(Exercise objective): Reproduce all of the following lines exactly, without any change.

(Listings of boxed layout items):
______________________________
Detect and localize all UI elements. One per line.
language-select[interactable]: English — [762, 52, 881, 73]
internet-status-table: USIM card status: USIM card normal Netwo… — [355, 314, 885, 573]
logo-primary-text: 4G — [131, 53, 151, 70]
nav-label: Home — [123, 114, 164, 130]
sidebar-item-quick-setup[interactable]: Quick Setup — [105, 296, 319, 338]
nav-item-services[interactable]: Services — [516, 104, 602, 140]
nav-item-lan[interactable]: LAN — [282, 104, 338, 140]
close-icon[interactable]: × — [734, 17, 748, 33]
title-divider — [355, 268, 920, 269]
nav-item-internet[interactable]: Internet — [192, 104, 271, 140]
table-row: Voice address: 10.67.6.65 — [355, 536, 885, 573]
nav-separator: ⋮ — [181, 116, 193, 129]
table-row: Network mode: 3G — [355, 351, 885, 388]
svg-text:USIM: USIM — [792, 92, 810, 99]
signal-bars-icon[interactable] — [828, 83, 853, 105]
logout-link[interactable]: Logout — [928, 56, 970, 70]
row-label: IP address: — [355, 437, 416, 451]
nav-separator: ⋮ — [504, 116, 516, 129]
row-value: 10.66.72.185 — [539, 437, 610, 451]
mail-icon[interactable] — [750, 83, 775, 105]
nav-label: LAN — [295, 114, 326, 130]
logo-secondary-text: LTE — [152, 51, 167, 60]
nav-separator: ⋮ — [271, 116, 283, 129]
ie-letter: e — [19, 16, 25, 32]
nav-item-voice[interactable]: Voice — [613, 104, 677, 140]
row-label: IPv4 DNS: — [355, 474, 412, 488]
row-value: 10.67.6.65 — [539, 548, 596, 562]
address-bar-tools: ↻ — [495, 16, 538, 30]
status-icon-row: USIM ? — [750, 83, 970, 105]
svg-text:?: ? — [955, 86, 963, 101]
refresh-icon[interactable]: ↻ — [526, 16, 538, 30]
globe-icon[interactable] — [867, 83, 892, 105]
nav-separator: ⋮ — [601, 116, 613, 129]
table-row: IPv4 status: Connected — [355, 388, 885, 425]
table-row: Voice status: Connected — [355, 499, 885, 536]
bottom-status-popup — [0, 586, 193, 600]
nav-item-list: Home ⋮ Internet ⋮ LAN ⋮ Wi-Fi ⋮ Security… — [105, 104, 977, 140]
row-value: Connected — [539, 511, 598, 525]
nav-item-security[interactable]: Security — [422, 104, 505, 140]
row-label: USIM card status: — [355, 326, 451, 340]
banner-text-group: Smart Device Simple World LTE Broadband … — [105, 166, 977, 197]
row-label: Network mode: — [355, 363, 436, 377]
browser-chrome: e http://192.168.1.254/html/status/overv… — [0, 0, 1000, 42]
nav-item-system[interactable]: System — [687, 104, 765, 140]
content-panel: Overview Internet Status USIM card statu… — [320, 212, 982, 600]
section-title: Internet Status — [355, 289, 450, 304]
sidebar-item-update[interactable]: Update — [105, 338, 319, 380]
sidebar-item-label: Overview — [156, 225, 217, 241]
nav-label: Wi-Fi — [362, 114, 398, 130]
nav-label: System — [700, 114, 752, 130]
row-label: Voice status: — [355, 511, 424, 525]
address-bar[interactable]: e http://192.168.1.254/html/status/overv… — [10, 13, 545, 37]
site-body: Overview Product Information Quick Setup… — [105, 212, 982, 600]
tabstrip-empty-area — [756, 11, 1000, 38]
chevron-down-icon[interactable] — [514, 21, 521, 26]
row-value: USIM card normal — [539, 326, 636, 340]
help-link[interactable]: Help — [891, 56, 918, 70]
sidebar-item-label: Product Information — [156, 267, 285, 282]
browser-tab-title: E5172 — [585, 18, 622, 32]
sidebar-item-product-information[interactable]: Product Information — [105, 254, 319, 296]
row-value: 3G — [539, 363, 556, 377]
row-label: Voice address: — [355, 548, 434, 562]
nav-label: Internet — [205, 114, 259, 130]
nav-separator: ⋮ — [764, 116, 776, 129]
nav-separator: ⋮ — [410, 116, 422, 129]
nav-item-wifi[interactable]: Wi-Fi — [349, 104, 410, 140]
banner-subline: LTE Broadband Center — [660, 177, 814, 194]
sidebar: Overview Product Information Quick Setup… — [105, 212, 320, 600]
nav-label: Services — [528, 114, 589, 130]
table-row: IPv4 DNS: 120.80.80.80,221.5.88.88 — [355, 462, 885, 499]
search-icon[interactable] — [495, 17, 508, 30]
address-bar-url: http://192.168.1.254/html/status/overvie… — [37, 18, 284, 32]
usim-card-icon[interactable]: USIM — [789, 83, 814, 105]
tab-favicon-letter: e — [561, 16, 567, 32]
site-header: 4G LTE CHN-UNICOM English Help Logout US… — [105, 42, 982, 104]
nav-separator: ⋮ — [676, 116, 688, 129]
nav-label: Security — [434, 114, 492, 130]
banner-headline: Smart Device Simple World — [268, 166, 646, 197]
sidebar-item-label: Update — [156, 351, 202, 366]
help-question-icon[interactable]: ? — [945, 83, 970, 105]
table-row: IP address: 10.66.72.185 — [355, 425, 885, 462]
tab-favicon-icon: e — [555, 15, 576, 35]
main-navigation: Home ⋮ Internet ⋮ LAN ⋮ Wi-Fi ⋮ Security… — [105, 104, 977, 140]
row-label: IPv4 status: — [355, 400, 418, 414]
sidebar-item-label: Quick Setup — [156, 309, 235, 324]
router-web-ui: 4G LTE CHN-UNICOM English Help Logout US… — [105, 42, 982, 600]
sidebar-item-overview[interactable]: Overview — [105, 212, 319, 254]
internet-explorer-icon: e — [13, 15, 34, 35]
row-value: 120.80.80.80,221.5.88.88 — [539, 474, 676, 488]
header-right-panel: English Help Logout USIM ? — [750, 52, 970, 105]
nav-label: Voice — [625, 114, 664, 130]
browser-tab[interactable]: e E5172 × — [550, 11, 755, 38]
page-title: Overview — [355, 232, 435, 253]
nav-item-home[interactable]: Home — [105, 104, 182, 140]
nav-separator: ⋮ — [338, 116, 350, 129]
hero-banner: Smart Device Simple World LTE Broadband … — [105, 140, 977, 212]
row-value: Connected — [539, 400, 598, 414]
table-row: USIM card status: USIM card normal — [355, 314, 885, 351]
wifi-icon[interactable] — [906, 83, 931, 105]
______________________________
(Answer to this problem):
Detect and localize all UI elements. One per line.
language-select[interactable]: English — [762, 52, 881, 73]
internet-status-table: USIM card status: USIM card normal Netwo… — [355, 314, 885, 573]
logo-primary-text: 4G — [131, 53, 151, 70]
nav-label: Home — [123, 114, 164, 130]
sidebar-item-quick-setup[interactable]: Quick Setup — [105, 296, 319, 338]
nav-item-services[interactable]: Services — [516, 104, 602, 140]
nav-item-lan[interactable]: LAN — [282, 104, 338, 140]
close-icon[interactable]: × — [734, 17, 748, 33]
title-divider — [355, 268, 920, 269]
nav-item-internet[interactable]: Internet — [192, 104, 271, 140]
table-row: Voice address: 10.67.6.65 — [355, 536, 885, 573]
nav-separator: ⋮ — [181, 116, 193, 129]
table-row: Network mode: 3G — [355, 351, 885, 388]
svg-text:USIM: USIM — [792, 92, 810, 99]
signal-bars-icon[interactable] — [828, 83, 853, 105]
logout-link[interactable]: Logout — [928, 56, 970, 70]
row-label: IP address: — [355, 437, 416, 451]
nav-separator: ⋮ — [504, 116, 516, 129]
row-value: 10.66.72.185 — [539, 437, 610, 451]
mail-icon[interactable] — [750, 83, 775, 105]
nav-label: LAN — [295, 114, 326, 130]
logo-secondary-text: LTE — [152, 51, 167, 60]
nav-separator: ⋮ — [271, 116, 283, 129]
ie-letter: e — [19, 16, 25, 32]
nav-item-voice[interactable]: Voice — [613, 104, 677, 140]
row-label: IPv4 DNS: — [355, 474, 412, 488]
row-value: 10.67.6.65 — [539, 548, 596, 562]
address-bar-tools: ↻ — [495, 16, 538, 30]
status-icon-row: USIM ? — [750, 83, 970, 105]
svg-text:?: ? — [955, 86, 963, 101]
refresh-icon[interactable]: ↻ — [526, 16, 538, 30]
globe-icon[interactable] — [867, 83, 892, 105]
nav-separator: ⋮ — [601, 116, 613, 129]
table-row: IPv4 status: Connected — [355, 388, 885, 425]
table-row: Voice status: Connected — [355, 499, 885, 536]
bottom-status-popup — [0, 586, 193, 600]
nav-item-list: Home ⋮ Internet ⋮ LAN ⋮ Wi-Fi ⋮ Security… — [105, 104, 977, 140]
row-value: Connected — [539, 511, 598, 525]
nav-item-security[interactable]: Security — [422, 104, 505, 140]
row-label: USIM card status: — [355, 326, 451, 340]
banner-text-group: Smart Device Simple World LTE Broadband … — [105, 166, 977, 197]
row-label: Network mode: — [355, 363, 436, 377]
browser-chrome: e http://192.168.1.254/html/status/overv… — [0, 0, 1000, 42]
nav-item-system[interactable]: System — [687, 104, 765, 140]
content-panel: Overview Internet Status USIM card statu… — [320, 212, 982, 600]
section-title: Internet Status — [355, 289, 450, 304]
sidebar-item-update[interactable]: Update — [105, 338, 319, 380]
sidebar-item-label: Overview — [156, 225, 217, 241]
nav-label: Wi-Fi — [362, 114, 398, 130]
nav-label: System — [700, 114, 752, 130]
row-label: Voice status: — [355, 511, 424, 525]
address-bar[interactable]: e http://192.168.1.254/html/status/overv… — [10, 13, 545, 37]
site-body: Overview Product Information Quick Setup… — [105, 212, 982, 600]
tabstrip-empty-area — [756, 11, 1000, 38]
chevron-down-icon[interactable] — [514, 21, 521, 26]
row-value: USIM card normal — [539, 326, 636, 340]
help-link[interactable]: Help — [891, 56, 918, 70]
sidebar-item-label: Product Information — [156, 267, 285, 282]
browser-tab-title: E5172 — [585, 18, 622, 32]
sidebar-item-product-information[interactable]: Product Information — [105, 254, 319, 296]
row-value: 3G — [539, 363, 556, 377]
row-label: Voice address: — [355, 548, 434, 562]
nav-label: Internet — [205, 114, 259, 130]
nav-separator: ⋮ — [764, 116, 776, 129]
nav-separator: ⋮ — [410, 116, 422, 129]
nav-item-wifi[interactable]: Wi-Fi — [349, 104, 410, 140]
banner-subline: LTE Broadband Center — [660, 177, 814, 194]
sidebar: Overview Product Information Quick Setup… — [105, 212, 320, 600]
nav-label: Services — [528, 114, 589, 130]
table-row: IPv4 DNS: 120.80.80.80,221.5.88.88 — [355, 462, 885, 499]
search-icon[interactable] — [495, 17, 508, 30]
address-bar-url: http://192.168.1.254/html/status/overvie… — [37, 18, 284, 32]
usim-card-icon[interactable]: USIM — [789, 83, 814, 105]
tab-favicon-letter: e — [561, 16, 567, 32]
site-header: 4G LTE CHN-UNICOM English Help Logout US… — [105, 42, 982, 104]
nav-separator: ⋮ — [676, 116, 688, 129]
nav-label: Security — [434, 114, 492, 130]
banner-headline: Smart Device Simple World — [268, 166, 646, 197]
sidebar-item-label: Update — [156, 351, 202, 366]
help-question-icon[interactable]: ? — [945, 83, 970, 105]
table-row: IP address: 10.66.72.185 — [355, 425, 885, 462]
tab-favicon-icon: e — [555, 15, 576, 35]
main-navigation: Home ⋮ Internet ⋮ LAN ⋮ Wi-Fi ⋮ Security… — [105, 104, 977, 140]
row-label: IPv4 status: — [355, 400, 418, 414]
sidebar-item-label: Quick Setup — [156, 309, 235, 324]
router-web-ui: 4G LTE CHN-UNICOM English Help Logout US… — [105, 42, 982, 600]
sidebar-item-overview[interactable]: Overview — [105, 212, 319, 254]
internet-explorer-icon: e — [13, 15, 34, 35]
row-value: 120.80.80.80,221.5.88.88 — [539, 474, 676, 488]
header-right-panel: English Help Logout USIM ? — [750, 52, 970, 105]
nav-label: Voice — [625, 114, 664, 130]
browser-tab[interactable]: e E5172 × — [550, 11, 755, 38]
page-title: Overview — [355, 232, 435, 253]
nav-item-home[interactable]: Home — [105, 104, 182, 140]
nav-separator: ⋮ — [338, 116, 350, 129]
hero-banner: Smart Device Simple World LTE Broadband … — [105, 140, 977, 212]
row-value: Connected — [539, 400, 598, 414]
table-row: USIM card status: USIM card normal — [355, 314, 885, 351]
wifi-icon[interactable] — [906, 83, 931, 105]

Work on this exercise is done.